◆ **Task statement**:
Only a number is wanted here: the number of lines of the data that include "作为基层党员干部".
<<<<
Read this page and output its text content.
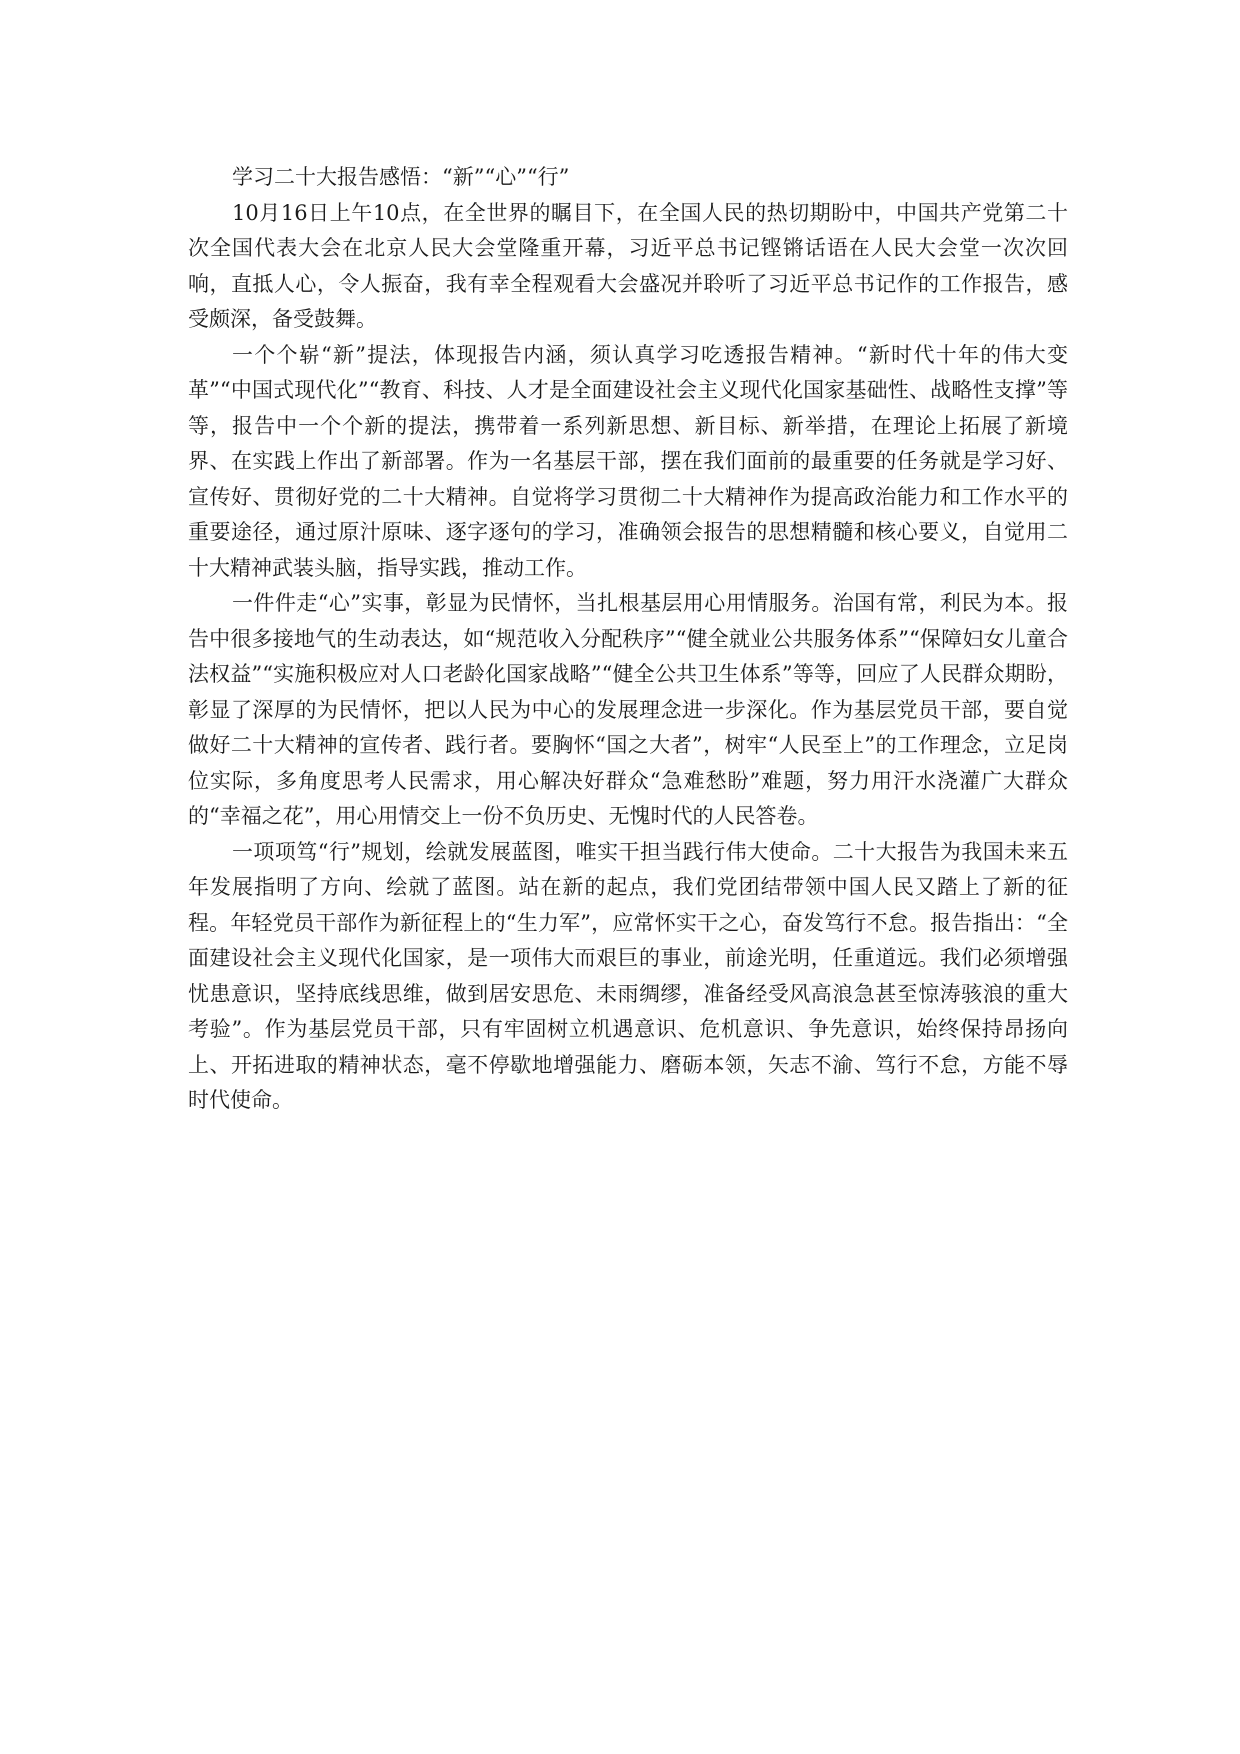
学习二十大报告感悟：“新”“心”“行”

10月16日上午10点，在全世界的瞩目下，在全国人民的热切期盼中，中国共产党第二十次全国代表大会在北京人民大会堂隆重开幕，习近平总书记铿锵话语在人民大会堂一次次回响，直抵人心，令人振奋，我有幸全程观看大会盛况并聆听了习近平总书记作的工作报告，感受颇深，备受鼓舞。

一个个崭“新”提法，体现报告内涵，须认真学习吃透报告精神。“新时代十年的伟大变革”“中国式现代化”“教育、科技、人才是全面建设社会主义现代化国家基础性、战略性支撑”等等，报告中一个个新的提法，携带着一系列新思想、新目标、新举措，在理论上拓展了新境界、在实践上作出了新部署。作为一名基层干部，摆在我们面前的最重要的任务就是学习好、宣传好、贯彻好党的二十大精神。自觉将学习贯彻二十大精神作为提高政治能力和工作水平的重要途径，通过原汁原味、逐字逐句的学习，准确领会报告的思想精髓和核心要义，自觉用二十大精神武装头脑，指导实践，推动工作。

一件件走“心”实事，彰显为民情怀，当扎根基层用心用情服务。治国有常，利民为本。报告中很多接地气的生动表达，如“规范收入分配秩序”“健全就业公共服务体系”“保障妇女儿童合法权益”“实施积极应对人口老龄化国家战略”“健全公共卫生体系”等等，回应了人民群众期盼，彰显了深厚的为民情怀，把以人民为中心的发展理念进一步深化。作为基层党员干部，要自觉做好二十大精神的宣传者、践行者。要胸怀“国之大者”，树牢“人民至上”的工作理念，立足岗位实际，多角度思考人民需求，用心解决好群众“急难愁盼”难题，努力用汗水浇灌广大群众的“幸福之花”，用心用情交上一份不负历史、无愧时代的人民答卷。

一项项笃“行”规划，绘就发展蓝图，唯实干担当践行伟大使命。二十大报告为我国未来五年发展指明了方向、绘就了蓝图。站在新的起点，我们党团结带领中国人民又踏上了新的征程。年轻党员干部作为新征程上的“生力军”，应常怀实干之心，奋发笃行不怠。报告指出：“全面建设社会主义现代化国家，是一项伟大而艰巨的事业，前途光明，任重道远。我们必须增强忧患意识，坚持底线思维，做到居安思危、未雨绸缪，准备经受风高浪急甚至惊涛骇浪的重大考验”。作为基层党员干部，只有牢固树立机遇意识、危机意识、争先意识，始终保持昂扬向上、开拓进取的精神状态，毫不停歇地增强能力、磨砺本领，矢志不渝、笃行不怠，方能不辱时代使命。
>>>>
<<<<
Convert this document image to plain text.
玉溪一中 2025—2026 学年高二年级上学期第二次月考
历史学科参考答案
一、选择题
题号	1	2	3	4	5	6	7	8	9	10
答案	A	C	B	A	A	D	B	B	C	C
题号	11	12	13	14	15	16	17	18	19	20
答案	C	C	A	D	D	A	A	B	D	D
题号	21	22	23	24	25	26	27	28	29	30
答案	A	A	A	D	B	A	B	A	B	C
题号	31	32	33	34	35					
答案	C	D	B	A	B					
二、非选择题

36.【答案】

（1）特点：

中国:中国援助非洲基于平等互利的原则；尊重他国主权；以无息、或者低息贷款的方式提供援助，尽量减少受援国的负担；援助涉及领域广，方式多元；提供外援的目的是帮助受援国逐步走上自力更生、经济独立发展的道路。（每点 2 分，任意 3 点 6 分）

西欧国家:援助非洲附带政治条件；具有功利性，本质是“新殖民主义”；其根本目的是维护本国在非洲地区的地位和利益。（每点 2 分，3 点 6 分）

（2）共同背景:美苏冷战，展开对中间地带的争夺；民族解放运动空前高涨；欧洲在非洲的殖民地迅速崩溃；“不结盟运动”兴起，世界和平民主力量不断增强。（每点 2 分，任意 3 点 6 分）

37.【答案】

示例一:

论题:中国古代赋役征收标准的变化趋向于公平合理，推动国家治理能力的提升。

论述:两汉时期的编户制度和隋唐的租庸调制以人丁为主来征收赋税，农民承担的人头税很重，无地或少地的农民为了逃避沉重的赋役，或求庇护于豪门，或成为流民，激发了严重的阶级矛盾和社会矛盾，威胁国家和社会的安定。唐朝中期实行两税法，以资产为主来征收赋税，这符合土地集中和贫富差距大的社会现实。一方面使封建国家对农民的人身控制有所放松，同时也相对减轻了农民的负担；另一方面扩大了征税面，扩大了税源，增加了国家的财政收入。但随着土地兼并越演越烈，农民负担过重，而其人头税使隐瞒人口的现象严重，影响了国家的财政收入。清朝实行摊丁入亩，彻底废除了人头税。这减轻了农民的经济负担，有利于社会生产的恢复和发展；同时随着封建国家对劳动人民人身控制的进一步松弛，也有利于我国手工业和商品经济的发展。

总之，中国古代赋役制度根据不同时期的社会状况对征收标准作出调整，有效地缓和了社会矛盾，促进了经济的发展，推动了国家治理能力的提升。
>>>>
◆ **Task result**:
2